(Extracted data entries)

--- BEGIN ---

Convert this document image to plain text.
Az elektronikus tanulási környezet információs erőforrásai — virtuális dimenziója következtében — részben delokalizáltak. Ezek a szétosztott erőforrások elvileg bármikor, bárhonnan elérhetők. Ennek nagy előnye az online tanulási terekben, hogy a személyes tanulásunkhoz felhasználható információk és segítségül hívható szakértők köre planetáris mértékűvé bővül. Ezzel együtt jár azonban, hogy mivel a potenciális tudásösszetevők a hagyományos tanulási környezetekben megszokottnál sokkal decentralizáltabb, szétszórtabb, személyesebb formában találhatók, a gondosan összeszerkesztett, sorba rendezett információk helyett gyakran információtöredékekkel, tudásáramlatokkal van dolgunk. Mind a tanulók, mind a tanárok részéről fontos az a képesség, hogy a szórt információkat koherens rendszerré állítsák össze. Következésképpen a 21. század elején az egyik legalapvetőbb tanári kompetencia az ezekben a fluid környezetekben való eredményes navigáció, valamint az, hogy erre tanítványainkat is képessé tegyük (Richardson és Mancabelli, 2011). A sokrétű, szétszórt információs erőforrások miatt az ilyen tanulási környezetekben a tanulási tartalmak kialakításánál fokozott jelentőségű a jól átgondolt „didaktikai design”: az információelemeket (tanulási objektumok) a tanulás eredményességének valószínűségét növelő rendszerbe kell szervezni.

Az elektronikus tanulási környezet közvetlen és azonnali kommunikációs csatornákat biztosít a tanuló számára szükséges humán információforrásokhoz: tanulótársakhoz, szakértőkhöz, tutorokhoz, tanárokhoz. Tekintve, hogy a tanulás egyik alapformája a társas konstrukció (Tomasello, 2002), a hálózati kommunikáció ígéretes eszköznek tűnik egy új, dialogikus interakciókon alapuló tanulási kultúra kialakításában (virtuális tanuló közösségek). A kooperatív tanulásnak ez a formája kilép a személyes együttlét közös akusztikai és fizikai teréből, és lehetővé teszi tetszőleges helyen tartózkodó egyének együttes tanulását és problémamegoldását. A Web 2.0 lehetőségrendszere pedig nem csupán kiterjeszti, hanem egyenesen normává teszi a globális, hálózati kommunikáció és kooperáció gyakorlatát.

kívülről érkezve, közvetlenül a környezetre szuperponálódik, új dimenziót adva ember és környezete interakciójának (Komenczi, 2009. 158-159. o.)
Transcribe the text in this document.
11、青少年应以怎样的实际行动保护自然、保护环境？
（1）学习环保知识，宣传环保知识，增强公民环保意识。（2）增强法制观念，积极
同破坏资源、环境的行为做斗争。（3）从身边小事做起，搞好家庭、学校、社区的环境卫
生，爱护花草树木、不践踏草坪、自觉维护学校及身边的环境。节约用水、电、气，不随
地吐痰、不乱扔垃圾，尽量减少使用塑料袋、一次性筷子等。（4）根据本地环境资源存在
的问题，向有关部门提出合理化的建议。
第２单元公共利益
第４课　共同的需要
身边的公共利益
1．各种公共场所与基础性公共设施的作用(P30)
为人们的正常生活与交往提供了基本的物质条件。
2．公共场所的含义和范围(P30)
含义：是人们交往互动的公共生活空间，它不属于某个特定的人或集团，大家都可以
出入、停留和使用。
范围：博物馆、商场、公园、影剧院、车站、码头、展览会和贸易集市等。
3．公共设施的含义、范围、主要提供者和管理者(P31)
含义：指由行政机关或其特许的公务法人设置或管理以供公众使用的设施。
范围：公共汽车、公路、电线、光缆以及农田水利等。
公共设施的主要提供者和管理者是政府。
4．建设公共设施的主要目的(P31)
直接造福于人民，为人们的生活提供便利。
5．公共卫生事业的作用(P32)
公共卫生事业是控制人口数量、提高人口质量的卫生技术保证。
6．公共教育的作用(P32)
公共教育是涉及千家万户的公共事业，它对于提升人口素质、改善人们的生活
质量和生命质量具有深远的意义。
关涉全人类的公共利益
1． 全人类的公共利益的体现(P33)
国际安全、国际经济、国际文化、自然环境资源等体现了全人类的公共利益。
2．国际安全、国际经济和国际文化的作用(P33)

--- END ---

What you will do: Write every line of the material above again, exactly.

Output for this task:
Convert this document image to plain text.
Az elektronikus tanulási környezet információs erőforrásai — virtuális dimenziója következtében — részben delokalizáltak. Ezek a szétosztott erőforrások elvileg bármikor, bárhonnan elérhetők. Ennek nagy előnye az online tanulási terekben, hogy a személyes tanulásunkhoz felhasználható információk és segítségül hívható szakértők köre planetáris mértékűvé bővül. Ezzel együtt jár azonban, hogy mivel a potenciális tudásösszetevők a hagyományos tanulási környezetekben megszokottnál sokkal decentralizáltabb, szétszórtabb, személyesebb formában találhatók, a gondosan összeszerkesztett, sorba rendezett információk helyett gyakran információtöredékekkel, tudásáramlatokkal van dolgunk. Mind a tanulók, mind a tanárok részéről fontos az a képesség, hogy a szórt információkat koherens rendszerré állítsák össze. Következésképpen a 21. század elején az egyik legalapvetőbb tanári kompetencia az ezekben a fluid környezetekben való eredményes navigáció, valamint az, hogy erre tanítványainkat is képessé tegyük (Richardson és Mancabelli, 2011). A sokrétű, szétszórt információs erőforrások miatt az ilyen tanulási környezetekben a tanulási tartalmak kialakításánál fokozott jelentőségű a jól átgondolt „didaktikai design”: az információelemeket (tanulási objektumok) a tanulás eredményességének valószínűségét növelő rendszerbe kell szervezni.

Az elektronikus tanulási környezet közvetlen és azonnali kommunikációs csatornákat biztosít a tanuló számára szükséges humán információforrásokhoz: tanulótársakhoz, szakértőkhöz, tutorokhoz, tanárokhoz. Tekintve, hogy a tanulás egyik alapformája a társas konstrukció (Tomasello, 2002), a hálózati kommunikáció ígéretes eszköznek tűnik egy új, dialogikus interakciókon alapuló tanulási kultúra kialakításában (virtuális tanuló közösségek). A kooperatív tanulásnak ez a formája kilép a személyes együttlét közös akusztikai és fizikai teréből, és lehetővé teszi tetszőleges helyen tartózkodó egyének együttes tanulását és problémamegoldását. A Web 2.0 lehetőségrendszere pedig nem csupán kiterjeszti, hanem egyenesen normává teszi a globális, hálózati kommunikáció és kooperáció gyakorlatát.

kívülről érkezve, közvetlenül a környezetre szuperponálódik, új dimenziót adva ember és környezete interakciójának (Komenczi, 2009. 158-159. o.)
Transcribe the text in this document.
11、青少年应以怎样的实际行动保护自然、保护环境？
（1）学习环保知识，宣传环保知识，增强公民环保意识。（2）增强法制观念，积极
同破坏资源、环境的行为做斗争。（3）从身边小事做起，搞好家庭、学校、社区的环境卫
生，爱护花草树木、不践踏草坪、自觉维护学校及身边的环境。节约用水、电、气，不随
地吐痰、不乱扔垃圾，尽量减少使用塑料袋、一次性筷子等。（4）根据本地环境资源存在
的问题，向有关部门提出合理化的建议。
第２单元公共利益
第４课　共同的需要
身边的公共利益
1．各种公共场所与基础性公共设施的作用(P30)
为人们的正常生活与交往提供了基本的物质条件。
2．公共场所的含义和范围(P30)
含义：是人们交往互动的公共生活空间，它不属于某个特定的人或集团，大家都可以
出入、停留和使用。
范围：博物馆、商场、公园、影剧院、车站、码头、展览会和贸易集市等。
3．公共设施的含义、范围、主要提供者和管理者(P31)
含义：指由行政机关或其特许的公务法人设置或管理以供公众使用的设施。
范围：公共汽车、公路、电线、光缆以及农田水利等。
公共设施的主要提供者和管理者是政府。
4．建设公共设施的主要目的(P31)
直接造福于人民，为人们的生活提供便利。
5．公共卫生事业的作用(P32)
公共卫生事业是控制人口数量、提高人口质量的卫生技术保证。
6．公共教育的作用(P32)
公共教育是涉及千家万户的公共事业，它对于提升人口素质、改善人们的生活
质量和生命质量具有深远的意义。
关涉全人类的公共利益
1． 全人类的公共利益的体现(P33)
国际安全、国际经济、国际文化、自然环境资源等体现了全人类的公共利益。
2．国际安全、国际经济和国际文化的作用(P33)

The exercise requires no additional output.